» **Written problem**
Copy nothing but the text: repeat each entry exactly and drop the images.

» **Supplied data**

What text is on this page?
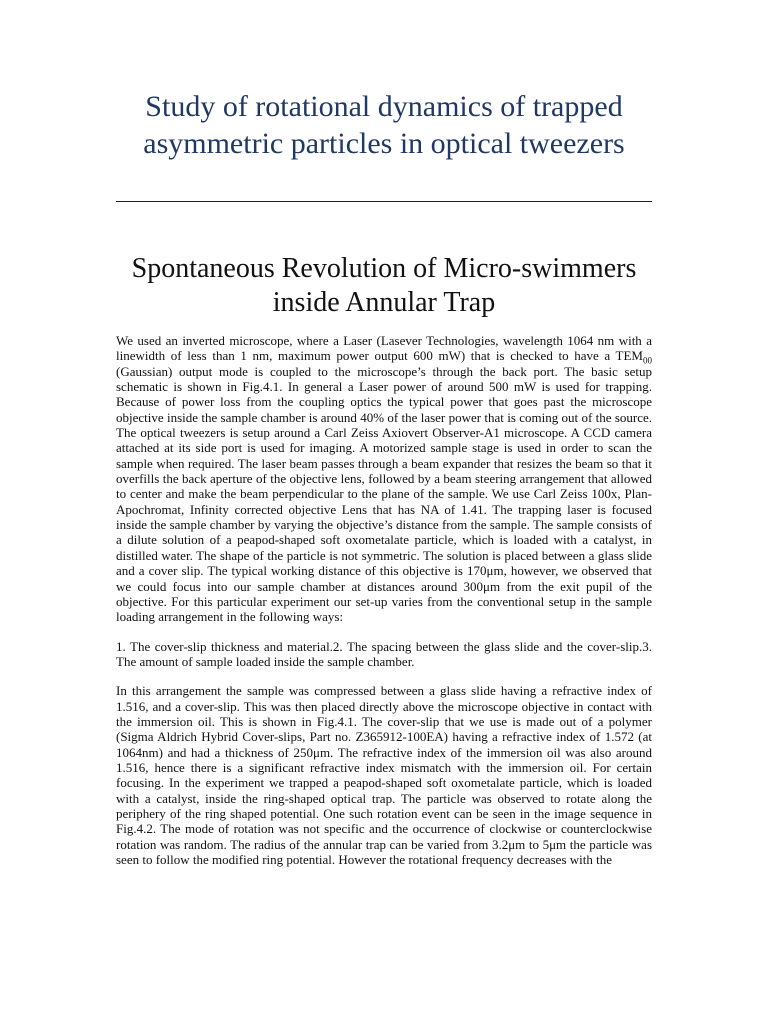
Study of rotational dynamics of trapped asymmetric particles in optical tweezers
Spontaneous Revolution of Micro-swimmers inside Annular Trap

We used an inverted microscope, where a Laser (Lasever Technologies, wavelength 1064 nm with a linewidth of less than 1 nm, maximum power output 600 mW) that is checked to have a $TEM_{00}$ (Gaussian) output mode is coupled to the microscope’s through the back port. The basic setup schematic is shown in Fig.4.1. In general a Laser power of around 500 mW is used for trapping. Because of power loss from the coupling optics the typical power that goes past the microscope objective inside the sample chamber is around 40% of the laser power that is coming out of the source. The optical tweezers is setup around a Carl Zeiss Axiovert Observer-A1 microscope. A CCD camera attached at its side port is used for imaging. A motorized sample stage is used in order to scan the sample when required. The laser beam passes through a beam expander that resizes the beam so that it overfills the back aperture of the objective lens, followed by a beam steering arrangement that allowed to center and make the beam perpendicular to the plane of the sample. We use Carl Zeiss 100x, Plan-Apochromat, Infinity corrected objective Lens that has NA of 1.41. The trapping laser is focused inside the sample chamber by varying the objective’s distance from the sample. The sample consists of a dilute solution of a peapod-shaped soft oxometalate particle, which is loaded with a catalyst, in distilled water. The shape of the particle is not symmetric. The solution is placed between a glass slide and a cover slip. The typical working distance of this objective is 170μm, however, we observed that we could focus into our sample chamber at distances around 300μm from the exit pupil of the objective. For this particular experiment our set-up varies from the conventional setup in the sample loading arrangement in the following ways:

1. The cover-slip thickness and material.2. The spacing between the glass slide and the cover-slip.3. The amount of sample loaded inside the sample chamber.

In this arrangement the sample was compressed between a glass slide having a refractive index of 1.516, and a cover-slip. This was then placed directly above the microscope objective in contact with the immersion oil. This is shown in Fig.4.1. The cover-slip that we use is made out of a polymer (Sigma Aldrich Hybrid Cover-slips, Part no. Z365912-100EA) having a refractive index of 1.572 (at 1064nm) and had a thickness of 250μm. The refractive index of the immersion oil was also around 1.516, hence there is a significant refractive index mismatch with the immersion oil. For certain focusing. In the experiment we trapped a peapod-shaped soft oxometalate particle, which is loaded with a catalyst, inside the ring-shaped optical trap. The particle was observed to rotate along the periphery of the ring shaped potential. One such rotation event can be seen in the image sequence in Fig.4.2. The mode of rotation was not specific and the occurrence of clockwise or counterclockwise rotation was random. The radius of the annular trap can be varied from 3.2μm to 5μm the particle was seen to follow the modified ring potential. However the rotational frequency decreases with the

» **Worked solution**
What text is on this page?
Study of rotational dynamics of trapped asymmetric particles in optical tweezers
Spontaneous Revolution of Micro-swimmers inside Annular Trap

We used an inverted microscope, where a Laser (Lasever Technologies, wavelength 1064 nm with a linewidth of less than 1 nm, maximum power output 600 mW) that is checked to have a $TEM_{00}$ (Gaussian) output mode is coupled to the microscope’s through the back port. The basic setup schematic is shown in Fig.4.1. In general a Laser power of around 500 mW is used for trapping. Because of power loss from the coupling optics the typical power that goes past the microscope objective inside the sample chamber is around 40% of the laser power that is coming out of the source. The optical tweezers is setup around a Carl Zeiss Axiovert Observer-A1 microscope. A CCD camera attached at its side port is used for imaging. A motorized sample stage is used in order to scan the sample when required. The laser beam passes through a beam expander that resizes the beam so that it overfills the back aperture of the objective lens, followed by a beam steering arrangement that allowed to center and make the beam perpendicular to the plane of the sample. We use Carl Zeiss 100x, Plan-Apochromat, Infinity corrected objective Lens that has NA of 1.41. The trapping laser is focused inside the sample chamber by varying the objective’s distance from the sample. The sample consists of a dilute solution of a peapod-shaped soft oxometalate particle, which is loaded with a catalyst, in distilled water. The shape of the particle is not symmetric. The solution is placed between a glass slide and a cover slip. The typical working distance of this objective is 170μm, however, we observed that we could focus into our sample chamber at distances around 300μm from the exit pupil of the objective. For this particular experiment our set-up varies from the conventional setup in the sample loading arrangement in the following ways:

1. The cover-slip thickness and material.2. The spacing between the glass slide and the cover-slip.3. The amount of sample loaded inside the sample chamber.

In this arrangement the sample was compressed between a glass slide having a refractive index of 1.516, and a cover-slip. This was then placed directly above the microscope objective in contact with the immersion oil. This is shown in Fig.4.1. The cover-slip that we use is made out of a polymer (Sigma Aldrich Hybrid Cover-slips, Part no. Z365912-100EA) having a refractive index of 1.572 (at 1064nm) and had a thickness of 250μm. The refractive index of the immersion oil was also around 1.516, hence there is a significant refractive index mismatch with the immersion oil. For certain focusing. In the experiment we trapped a peapod-shaped soft oxometalate particle, which is loaded with a catalyst, inside the ring-shaped optical trap. The particle was observed to rotate along the periphery of the ring shaped potential. One such rotation event can be seen in the image sequence in Fig.4.2. The mode of rotation was not specific and the occurrence of clockwise or counterclockwise rotation was random. The radius of the annular trap can be varied from 3.2μm to 5μm the particle was seen to follow the modified ring potential. However the rotational frequency decreases with the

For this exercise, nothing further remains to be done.